>>>
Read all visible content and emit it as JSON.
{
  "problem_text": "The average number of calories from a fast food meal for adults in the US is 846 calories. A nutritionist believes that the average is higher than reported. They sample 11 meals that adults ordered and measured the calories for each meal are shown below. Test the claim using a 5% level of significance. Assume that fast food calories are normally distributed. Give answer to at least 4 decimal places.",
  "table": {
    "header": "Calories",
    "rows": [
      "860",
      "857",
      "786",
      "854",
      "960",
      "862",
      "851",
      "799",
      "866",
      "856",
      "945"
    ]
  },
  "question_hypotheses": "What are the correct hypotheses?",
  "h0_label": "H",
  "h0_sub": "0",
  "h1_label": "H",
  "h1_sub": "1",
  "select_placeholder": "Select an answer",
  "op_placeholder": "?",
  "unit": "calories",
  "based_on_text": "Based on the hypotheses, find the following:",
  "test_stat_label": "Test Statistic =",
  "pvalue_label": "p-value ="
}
<<<
Aim – Write the data back out verbatim.

Output of the task –
Read all visible content and emit it as JSON.
{
  "problem_text": "The average number of calories from a fast food meal for adults in the US is 846 calories. A nutritionist believes that the average is higher than reported. They sample 11 meals that adults ordered and measured the calories for each meal are shown below. Test the claim using a 5% level of significance. Assume that fast food calories are normally distributed. Give answer to at least 4 decimal places.",
  "table": {
    "header": "Calories",
    "rows": [
      "860",
      "857",
      "786",
      "854",
      "960",
      "862",
      "851",
      "799",
      "866",
      "856",
      "945"
    ]
  },
  "question_hypotheses": "What are the correct hypotheses?",
  "h0_label": "H",
  "h0_sub": "0",
  "h1_label": "H",
  "h1_sub": "1",
  "select_placeholder": "Select an answer",
  "op_placeholder": "?",
  "unit": "calories",
  "based_on_text": "Based on the hypotheses, find the following:",
  "test_stat_label": "Test Statistic =",
  "pvalue_label": "p-value ="
}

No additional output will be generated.